-- START DATASET RECORDS --

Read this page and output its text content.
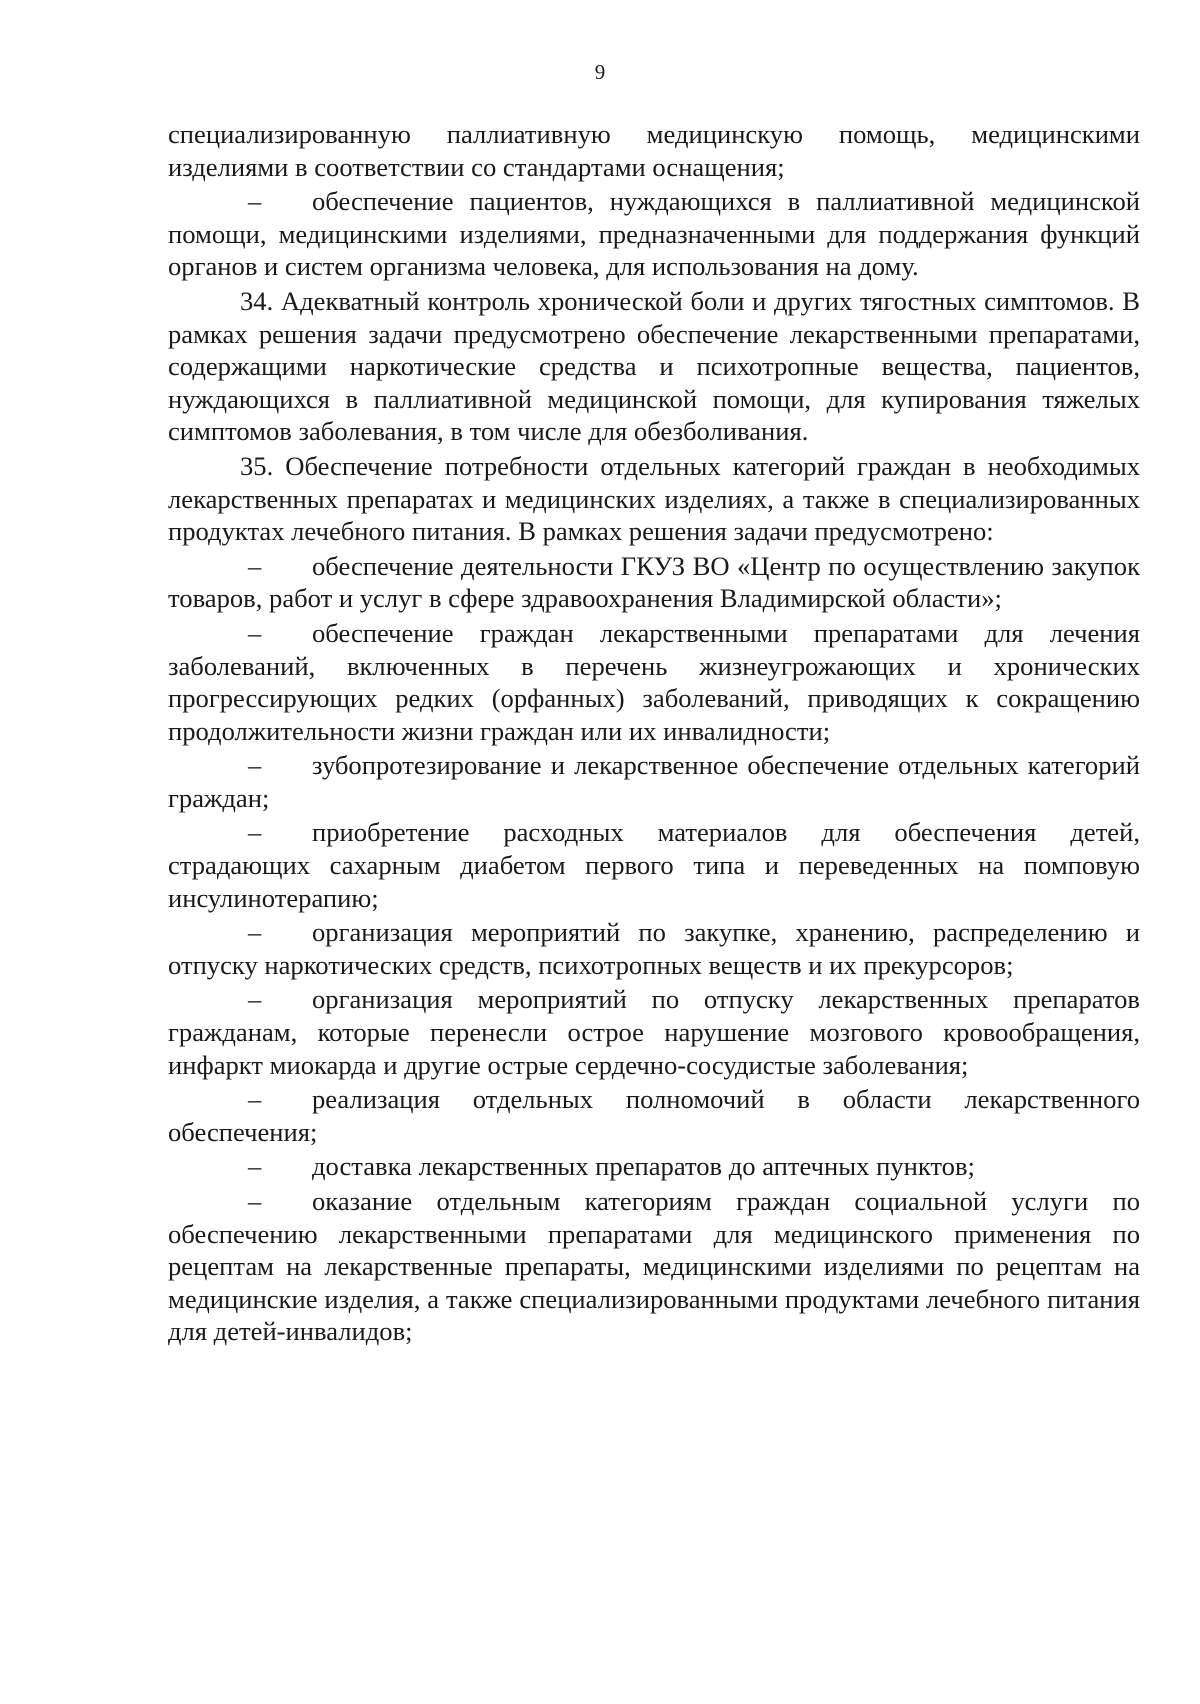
9

специализированную паллиативную медицинскую помощь, медицинскими изделиями в соответствии со стандартами оснащения;

– обеспечение пациентов, нуждающихся в паллиативной медицинской помощи, медицинскими изделиями, предназначенными для поддержания функций органов и систем организма человека, для использования на дому.

34. Адекватный контроль хронической боли и других тягостных симптомов. В рамках решения задачи предусмотрено обеспечение лекарственными препаратами, содержащими наркотические средства и психотропные вещества, пациентов, нуждающихся в паллиативной медицинской помощи, для купирования тяжелых симптомов заболевания, в том числе для обезболивания.

35. Обеспечение потребности отдельных категорий граждан в необходимых лекарственных препаратах и медицинских изделиях, а также в специализированных продуктах лечебного питания. В рамках решения задачи предусмотрено:

– обеспечение деятельности ГКУЗ ВО «Центр по осуществлению закупок товаров, работ и услуг в сфере здравоохранения Владимирской области»;

– обеспечение граждан лекарственными препаратами для лечения заболеваний, включенных в перечень жизнеугрожающих и хронических прогрессирующих редких (орфанных) заболеваний, приводящих к сокращению продолжительности жизни граждан или их инвалидности;

– зубопротезирование и лекарственное обеспечение отдельных категорий граждан;

– приобретение расходных материалов для обеспечения детей, страдающих сахарным диабетом первого типа и переведенных на помповую инсулинотерапию;

– организация мероприятий по закупке, хранению, распределению и отпуску наркотических средств, психотропных веществ и их прекурсоров;

– организация мероприятий по отпуску лекарственных препаратов гражданам, которые перенесли острое нарушение мозгового кровообращения, инфаркт миокарда и другие острые сердечно-сосудистые заболевания;

– реализация отдельных полномочий в области лекарственного обеспечения;

– доставка лекарственных препаратов до аптечных пунктов;

– оказание отдельным категориям граждан социальной услуги по обеспечению лекарственными препаратами для медицинского применения по рецептам на лекарственные препараты, медицинскими изделиями по рецептам на медицинские изделия, а также специализированными продуктами лечебного питания для детей-инвалидов;
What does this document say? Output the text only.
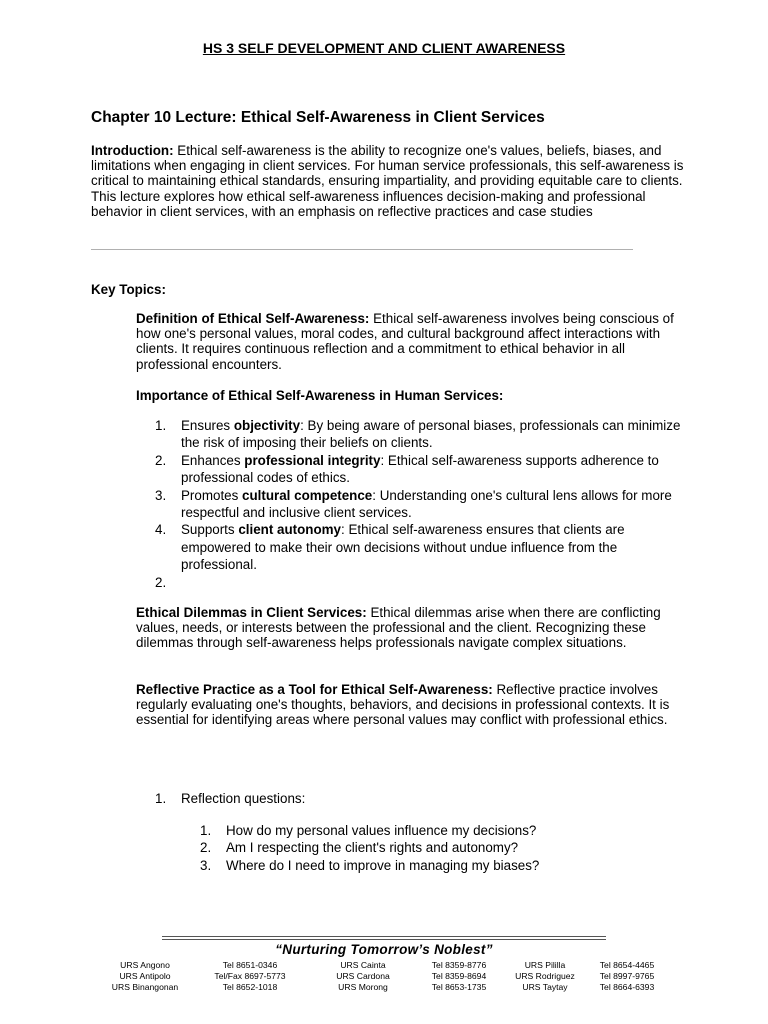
HS 3 SELF DEVELOPMENT AND CLIENT AWARENESS
Chapter 10 Lecture: Ethical Self-Awareness in Client Services
Introduction: Ethical self-awareness is the ability to recognize one's values, beliefs, biases, and limitations when engaging in client services. For human service professionals, this self-awareness is critical to maintaining ethical standards, ensuring impartiality, and providing equitable care to clients. This lecture explores how ethical self-awareness influences decision-making and professional behavior in client services, with an emphasis on reflective practices and case studies
Key Topics:
Definition of Ethical Self-Awareness: Ethical self-awareness involves being conscious of how one's personal values, moral codes, and cultural background affect interactions with clients. It requires continuous reflection and a commitment to ethical behavior in all professional encounters.
Importance of Ethical Self-Awareness in Human Services:
1.	Ensures objectivity: By being aware of personal biases, professionals can minimize the risk of imposing their beliefs on clients.
2.	Enhances professional integrity: Ethical self-awareness supports adherence to professional codes of ethics.
3.	Promotes cultural competence: Understanding one's cultural lens allows for more respectful and inclusive client services.
4.	Supports client autonomy: Ethical self-awareness ensures that clients are empowered to make their own decisions without undue influence from the professional.
2.
Ethical Dilemmas in Client Services: Ethical dilemmas arise when there are conflicting values, needs, or interests between the professional and the client. Recognizing these dilemmas through self-awareness helps professionals navigate complex situations.
Reflective Practice as a Tool for Ethical Self-Awareness: Reflective practice involves regularly evaluating one's thoughts, behaviors, and decisions in professional contexts. It is essential for identifying areas where personal values may conflict with professional ethics.
1.	Reflection questions:
1.	How do my personal values influence my decisions?
2.	Am I respecting the client's rights and autonomy?
3.	Where do I need to improve in managing my biases?
“Nurturing Tomorrow’s Noblest”
URS Angono	Tel 8651-0346	URS Cainta	Tel 8359-8776	URS Pililla	Tel 8654-4465
URS Antipolo	Tel/Fax 8697-5773	URS Cardona	Tel 8359-8694	URS Rodriguez	Tel 8997-9765
URS Binangonan	Tel 8652-1018	URS Morong	Tel 8653-1735	URS Taytay	Tel 8664-6393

-- END DATASET RECORDS --

* [PROMPT]
Reproduce every line exactly and omit all pictures.

* [SOLUTION]
Read this page and output its text content.
9

специализированную паллиативную медицинскую помощь, медицинскими изделиями в соответствии со стандартами оснащения;

– обеспечение пациентов, нуждающихся в паллиативной медицинской помощи, медицинскими изделиями, предназначенными для поддержания функций органов и систем организма человека, для использования на дому.

34. Адекватный контроль хронической боли и других тягостных симптомов. В рамках решения задачи предусмотрено обеспечение лекарственными препаратами, содержащими наркотические средства и психотропные вещества, пациентов, нуждающихся в паллиативной медицинской помощи, для купирования тяжелых симптомов заболевания, в том числе для обезболивания.

35. Обеспечение потребности отдельных категорий граждан в необходимых лекарственных препаратах и медицинских изделиях, а также в специализированных продуктах лечебного питания. В рамках решения задачи предусмотрено:

– обеспечение деятельности ГКУЗ ВО «Центр по осуществлению закупок товаров, работ и услуг в сфере здравоохранения Владимирской области»;

– обеспечение граждан лекарственными препаратами для лечения заболеваний, включенных в перечень жизнеугрожающих и хронических прогрессирующих редких (орфанных) заболеваний, приводящих к сокращению продолжительности жизни граждан или их инвалидности;

– зубопротезирование и лекарственное обеспечение отдельных категорий граждан;

– приобретение расходных материалов для обеспечения детей, страдающих сахарным диабетом первого типа и переведенных на помповую инсулинотерапию;

– организация мероприятий по закупке, хранению, распределению и отпуску наркотических средств, психотропных веществ и их прекурсоров;

– организация мероприятий по отпуску лекарственных препаратов гражданам, которые перенесли острое нарушение мозгового кровообращения, инфаркт миокарда и другие острые сердечно-сосудистые заболевания;

– реализация отдельных полномочий в области лекарственного обеспечения;

– доставка лекарственных препаратов до аптечных пунктов;

– оказание отдельным категориям граждан социальной услуги по обеспечению лекарственными препаратами для медицинского применения по рецептам на лекарственные препараты, медицинскими изделиями по рецептам на медицинские изделия, а также специализированными продуктами лечебного питания для детей-инвалидов;
What does this document say? Output the text only.
HS 3 SELF DEVELOPMENT AND CLIENT AWARENESS
Chapter 10 Lecture: Ethical Self-Awareness in Client Services
Introduction: Ethical self-awareness is the ability to recognize one's values, beliefs, biases, and limitations when engaging in client services. For human service professionals, this self-awareness is critical to maintaining ethical standards, ensuring impartiality, and providing equitable care to clients. This lecture explores how ethical self-awareness influences decision-making and professional behavior in client services, with an emphasis on reflective practices and case studies
Key Topics:
Definition of Ethical Self-Awareness: Ethical self-awareness involves being conscious of how one's personal values, moral codes, and cultural background affect interactions with clients. It requires continuous reflection and a commitment to ethical behavior in all professional encounters.
Importance of Ethical Self-Awareness in Human Services:
1.	Ensures objectivity: By being aware of personal biases, professionals can minimize the risk of imposing their beliefs on clients.
2.	Enhances professional integrity: Ethical self-awareness supports adherence to professional codes of ethics.
3.	Promotes cultural competence: Understanding one's cultural lens allows for more respectful and inclusive client services.
4.	Supports client autonomy: Ethical self-awareness ensures that clients are empowered to make their own decisions without undue influence from the professional.
2.
Ethical Dilemmas in Client Services: Ethical dilemmas arise when there are conflicting values, needs, or interests between the professional and the client. Recognizing these dilemmas through self-awareness helps professionals navigate complex situations.
Reflective Practice as a Tool for Ethical Self-Awareness: Reflective practice involves regularly evaluating one's thoughts, behaviors, and decisions in professional contexts. It is essential for identifying areas where personal values may conflict with professional ethics.
1.	Reflection questions:
1.	How do my personal values influence my decisions?
2.	Am I respecting the client's rights and autonomy?
3.	Where do I need to improve in managing my biases?
“Nurturing Tomorrow’s Noblest”
URS Angono	Tel 8651-0346	URS Cainta	Tel 8359-8776	URS Pililla	Tel 8654-4465
URS Antipolo	Tel/Fax 8697-5773	URS Cardona	Tel 8359-8694	URS Rodriguez	Tel 8997-9765
URS Binangonan	Tel 8652-1018	URS Morong	Tel 8653-1735	URS Taytay	Tel 8664-6393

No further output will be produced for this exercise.